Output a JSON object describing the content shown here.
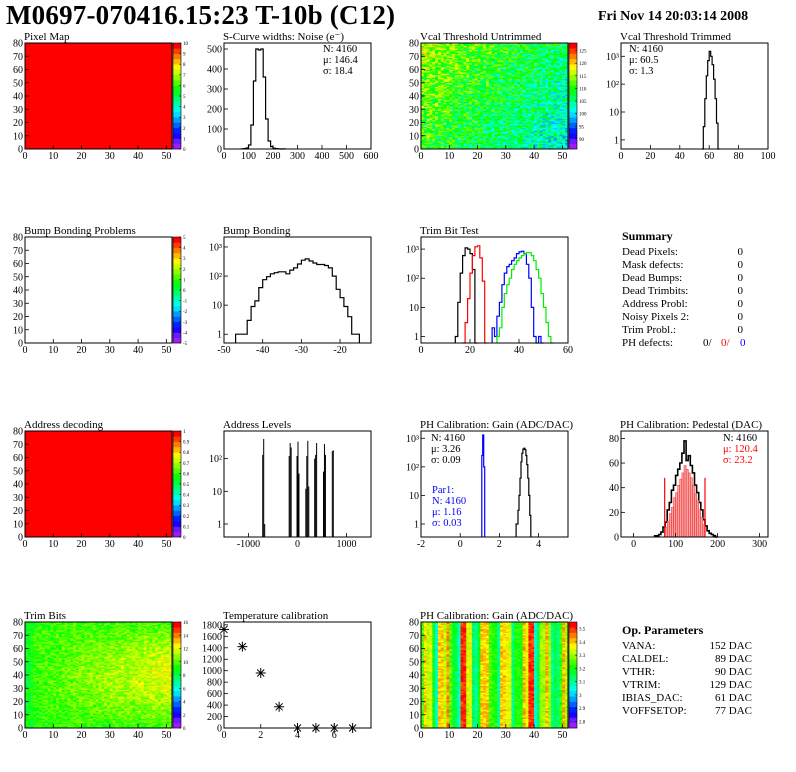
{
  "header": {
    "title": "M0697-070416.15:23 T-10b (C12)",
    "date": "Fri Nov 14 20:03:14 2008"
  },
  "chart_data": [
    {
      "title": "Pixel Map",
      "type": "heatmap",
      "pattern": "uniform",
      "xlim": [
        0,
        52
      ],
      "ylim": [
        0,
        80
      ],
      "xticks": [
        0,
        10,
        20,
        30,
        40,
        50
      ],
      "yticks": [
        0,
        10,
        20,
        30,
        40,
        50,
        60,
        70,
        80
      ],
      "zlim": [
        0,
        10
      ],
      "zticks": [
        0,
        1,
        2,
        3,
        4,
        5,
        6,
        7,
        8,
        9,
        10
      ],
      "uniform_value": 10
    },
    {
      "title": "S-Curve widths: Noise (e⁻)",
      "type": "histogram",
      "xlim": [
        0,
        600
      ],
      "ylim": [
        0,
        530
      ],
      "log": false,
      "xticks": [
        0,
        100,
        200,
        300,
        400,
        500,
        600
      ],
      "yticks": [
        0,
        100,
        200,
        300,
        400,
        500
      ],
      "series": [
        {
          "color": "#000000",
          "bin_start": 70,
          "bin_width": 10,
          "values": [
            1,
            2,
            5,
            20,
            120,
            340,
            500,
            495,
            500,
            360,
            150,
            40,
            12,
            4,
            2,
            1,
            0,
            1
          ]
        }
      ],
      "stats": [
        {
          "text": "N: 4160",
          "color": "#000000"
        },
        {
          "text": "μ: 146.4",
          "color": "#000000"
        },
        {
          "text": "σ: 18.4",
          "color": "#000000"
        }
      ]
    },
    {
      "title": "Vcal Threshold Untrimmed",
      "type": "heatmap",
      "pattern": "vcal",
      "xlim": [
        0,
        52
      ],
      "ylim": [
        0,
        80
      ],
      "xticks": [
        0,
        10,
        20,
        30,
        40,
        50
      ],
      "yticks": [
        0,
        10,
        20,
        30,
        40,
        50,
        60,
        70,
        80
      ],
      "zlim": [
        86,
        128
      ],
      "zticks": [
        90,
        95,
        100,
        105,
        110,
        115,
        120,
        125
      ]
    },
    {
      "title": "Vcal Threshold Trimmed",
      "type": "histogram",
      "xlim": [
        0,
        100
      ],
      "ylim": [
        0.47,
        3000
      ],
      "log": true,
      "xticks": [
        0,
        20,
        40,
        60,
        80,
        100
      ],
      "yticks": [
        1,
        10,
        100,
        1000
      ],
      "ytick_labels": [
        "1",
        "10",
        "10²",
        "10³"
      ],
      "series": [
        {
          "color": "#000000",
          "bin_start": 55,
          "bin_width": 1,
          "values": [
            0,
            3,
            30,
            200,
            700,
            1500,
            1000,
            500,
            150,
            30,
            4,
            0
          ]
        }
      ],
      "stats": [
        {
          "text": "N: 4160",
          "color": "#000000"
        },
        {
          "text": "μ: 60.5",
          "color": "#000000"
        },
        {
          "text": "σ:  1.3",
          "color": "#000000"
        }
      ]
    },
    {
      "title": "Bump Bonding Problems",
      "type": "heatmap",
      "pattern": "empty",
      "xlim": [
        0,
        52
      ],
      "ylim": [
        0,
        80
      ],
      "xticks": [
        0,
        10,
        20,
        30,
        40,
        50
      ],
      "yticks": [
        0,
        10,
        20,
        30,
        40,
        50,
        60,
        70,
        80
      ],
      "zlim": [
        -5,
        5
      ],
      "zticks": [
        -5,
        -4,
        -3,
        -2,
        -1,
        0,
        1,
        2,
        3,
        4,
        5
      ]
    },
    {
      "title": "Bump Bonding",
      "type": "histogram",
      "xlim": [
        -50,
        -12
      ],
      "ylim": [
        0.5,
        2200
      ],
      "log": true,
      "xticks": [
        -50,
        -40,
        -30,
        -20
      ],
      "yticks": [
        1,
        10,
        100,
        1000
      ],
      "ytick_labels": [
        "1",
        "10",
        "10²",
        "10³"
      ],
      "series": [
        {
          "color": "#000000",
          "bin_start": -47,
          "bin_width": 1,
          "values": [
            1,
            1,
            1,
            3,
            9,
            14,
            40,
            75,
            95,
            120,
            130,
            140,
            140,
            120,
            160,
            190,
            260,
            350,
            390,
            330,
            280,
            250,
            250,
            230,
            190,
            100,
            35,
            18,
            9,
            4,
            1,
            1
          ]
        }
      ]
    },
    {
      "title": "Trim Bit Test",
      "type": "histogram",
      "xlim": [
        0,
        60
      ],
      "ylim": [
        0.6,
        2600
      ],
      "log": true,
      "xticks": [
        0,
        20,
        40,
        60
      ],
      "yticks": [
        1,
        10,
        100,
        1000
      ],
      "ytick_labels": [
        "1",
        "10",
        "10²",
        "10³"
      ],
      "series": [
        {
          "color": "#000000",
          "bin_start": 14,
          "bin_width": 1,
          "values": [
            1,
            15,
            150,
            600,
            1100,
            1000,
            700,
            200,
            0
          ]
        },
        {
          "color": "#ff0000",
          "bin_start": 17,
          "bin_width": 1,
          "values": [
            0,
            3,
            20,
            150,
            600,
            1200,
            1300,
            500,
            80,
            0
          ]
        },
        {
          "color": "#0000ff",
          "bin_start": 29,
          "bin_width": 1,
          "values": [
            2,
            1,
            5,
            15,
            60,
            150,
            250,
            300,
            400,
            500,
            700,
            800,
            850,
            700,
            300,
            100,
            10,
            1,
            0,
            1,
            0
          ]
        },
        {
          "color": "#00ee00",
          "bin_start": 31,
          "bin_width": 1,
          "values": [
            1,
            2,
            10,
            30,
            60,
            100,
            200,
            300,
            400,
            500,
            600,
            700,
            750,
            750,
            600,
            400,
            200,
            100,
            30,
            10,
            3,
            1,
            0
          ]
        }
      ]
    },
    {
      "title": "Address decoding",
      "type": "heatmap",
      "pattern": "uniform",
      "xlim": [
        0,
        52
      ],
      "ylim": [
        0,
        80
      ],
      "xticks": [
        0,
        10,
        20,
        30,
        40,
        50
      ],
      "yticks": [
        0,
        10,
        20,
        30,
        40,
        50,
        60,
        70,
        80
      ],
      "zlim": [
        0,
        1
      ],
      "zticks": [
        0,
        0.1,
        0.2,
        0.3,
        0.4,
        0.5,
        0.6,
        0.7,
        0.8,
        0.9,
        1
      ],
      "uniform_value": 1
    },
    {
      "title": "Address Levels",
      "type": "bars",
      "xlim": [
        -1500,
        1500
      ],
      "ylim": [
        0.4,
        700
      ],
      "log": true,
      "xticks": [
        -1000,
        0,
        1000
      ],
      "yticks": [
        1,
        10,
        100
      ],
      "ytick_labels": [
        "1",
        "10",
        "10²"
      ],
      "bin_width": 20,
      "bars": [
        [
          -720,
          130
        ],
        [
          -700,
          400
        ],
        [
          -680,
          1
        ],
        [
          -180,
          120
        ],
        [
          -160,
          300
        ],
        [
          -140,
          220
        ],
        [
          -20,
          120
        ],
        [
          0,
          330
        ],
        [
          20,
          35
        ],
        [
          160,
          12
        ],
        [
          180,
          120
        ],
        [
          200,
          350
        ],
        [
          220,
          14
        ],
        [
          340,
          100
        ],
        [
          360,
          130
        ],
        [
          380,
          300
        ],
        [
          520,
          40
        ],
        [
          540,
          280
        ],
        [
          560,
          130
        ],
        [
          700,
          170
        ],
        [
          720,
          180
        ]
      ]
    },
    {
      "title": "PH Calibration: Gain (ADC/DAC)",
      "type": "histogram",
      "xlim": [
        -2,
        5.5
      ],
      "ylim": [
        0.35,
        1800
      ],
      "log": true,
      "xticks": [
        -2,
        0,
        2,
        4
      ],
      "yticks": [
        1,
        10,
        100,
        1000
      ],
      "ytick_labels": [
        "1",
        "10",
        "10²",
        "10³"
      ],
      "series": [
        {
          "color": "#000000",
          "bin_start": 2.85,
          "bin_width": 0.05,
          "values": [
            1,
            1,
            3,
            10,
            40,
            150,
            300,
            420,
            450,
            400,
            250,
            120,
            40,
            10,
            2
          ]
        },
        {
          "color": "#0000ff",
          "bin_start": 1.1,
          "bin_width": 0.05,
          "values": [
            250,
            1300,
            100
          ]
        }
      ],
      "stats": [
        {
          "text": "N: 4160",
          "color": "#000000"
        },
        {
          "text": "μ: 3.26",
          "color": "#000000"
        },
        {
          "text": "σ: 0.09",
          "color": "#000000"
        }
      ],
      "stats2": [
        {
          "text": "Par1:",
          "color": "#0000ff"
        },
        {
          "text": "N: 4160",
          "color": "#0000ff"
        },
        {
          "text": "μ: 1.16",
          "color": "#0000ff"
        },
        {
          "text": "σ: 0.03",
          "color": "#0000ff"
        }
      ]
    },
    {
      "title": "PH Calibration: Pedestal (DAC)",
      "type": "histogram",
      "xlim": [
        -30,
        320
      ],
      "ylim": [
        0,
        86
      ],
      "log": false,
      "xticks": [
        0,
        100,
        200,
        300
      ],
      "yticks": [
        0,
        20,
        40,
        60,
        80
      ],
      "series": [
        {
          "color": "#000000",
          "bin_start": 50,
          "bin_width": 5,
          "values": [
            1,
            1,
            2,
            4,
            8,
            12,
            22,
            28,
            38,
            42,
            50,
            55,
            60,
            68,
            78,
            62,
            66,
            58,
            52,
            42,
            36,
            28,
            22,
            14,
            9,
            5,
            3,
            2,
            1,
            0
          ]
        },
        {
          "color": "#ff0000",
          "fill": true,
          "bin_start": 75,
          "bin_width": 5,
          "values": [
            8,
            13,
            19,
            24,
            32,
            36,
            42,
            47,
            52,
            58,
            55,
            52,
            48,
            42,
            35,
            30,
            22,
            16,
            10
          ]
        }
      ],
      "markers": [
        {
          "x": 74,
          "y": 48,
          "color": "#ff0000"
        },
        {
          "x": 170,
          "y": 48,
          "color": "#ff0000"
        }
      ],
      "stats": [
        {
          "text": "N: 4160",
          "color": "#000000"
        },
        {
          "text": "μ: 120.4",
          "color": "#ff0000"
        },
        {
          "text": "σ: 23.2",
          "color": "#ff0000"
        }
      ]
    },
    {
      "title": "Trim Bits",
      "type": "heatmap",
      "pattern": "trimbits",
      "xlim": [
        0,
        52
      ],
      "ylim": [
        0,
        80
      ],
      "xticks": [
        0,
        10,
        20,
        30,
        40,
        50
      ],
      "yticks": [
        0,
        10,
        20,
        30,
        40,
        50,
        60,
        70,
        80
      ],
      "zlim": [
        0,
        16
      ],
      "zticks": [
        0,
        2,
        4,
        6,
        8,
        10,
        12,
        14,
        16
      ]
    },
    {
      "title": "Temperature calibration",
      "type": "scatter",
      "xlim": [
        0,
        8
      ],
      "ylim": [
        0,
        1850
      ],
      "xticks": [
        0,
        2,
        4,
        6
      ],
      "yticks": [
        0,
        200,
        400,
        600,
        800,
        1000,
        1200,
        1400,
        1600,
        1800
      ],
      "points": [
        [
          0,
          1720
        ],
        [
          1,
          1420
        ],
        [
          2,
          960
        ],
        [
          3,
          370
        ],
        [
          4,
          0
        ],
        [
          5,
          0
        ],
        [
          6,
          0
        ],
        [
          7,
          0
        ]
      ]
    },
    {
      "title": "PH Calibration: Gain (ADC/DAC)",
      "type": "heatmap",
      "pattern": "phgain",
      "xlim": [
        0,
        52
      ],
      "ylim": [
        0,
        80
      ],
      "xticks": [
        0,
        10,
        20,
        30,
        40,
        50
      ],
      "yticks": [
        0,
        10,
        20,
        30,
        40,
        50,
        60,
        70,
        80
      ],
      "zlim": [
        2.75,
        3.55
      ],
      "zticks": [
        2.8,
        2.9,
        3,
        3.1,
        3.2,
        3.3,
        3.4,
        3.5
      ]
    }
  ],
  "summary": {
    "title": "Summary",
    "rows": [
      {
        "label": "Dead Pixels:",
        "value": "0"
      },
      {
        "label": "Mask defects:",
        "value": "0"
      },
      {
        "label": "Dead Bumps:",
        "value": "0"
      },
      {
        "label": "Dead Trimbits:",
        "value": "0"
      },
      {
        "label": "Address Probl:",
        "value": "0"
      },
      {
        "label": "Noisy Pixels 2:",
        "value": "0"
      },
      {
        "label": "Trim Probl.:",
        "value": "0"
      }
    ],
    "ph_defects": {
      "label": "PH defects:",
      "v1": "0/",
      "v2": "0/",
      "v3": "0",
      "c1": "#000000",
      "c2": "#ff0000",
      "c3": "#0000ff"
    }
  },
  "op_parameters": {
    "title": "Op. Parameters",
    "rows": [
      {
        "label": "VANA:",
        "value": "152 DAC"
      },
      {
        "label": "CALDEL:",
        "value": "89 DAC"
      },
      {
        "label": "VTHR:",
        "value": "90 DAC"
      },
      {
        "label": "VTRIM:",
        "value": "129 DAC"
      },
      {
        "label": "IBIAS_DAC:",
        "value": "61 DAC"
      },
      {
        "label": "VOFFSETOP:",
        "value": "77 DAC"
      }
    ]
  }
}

:::::

Extract every line above that contains the word "Pixels".

        "label": "Dead Pixels:",
        "label": "Noisy Pixels 2:",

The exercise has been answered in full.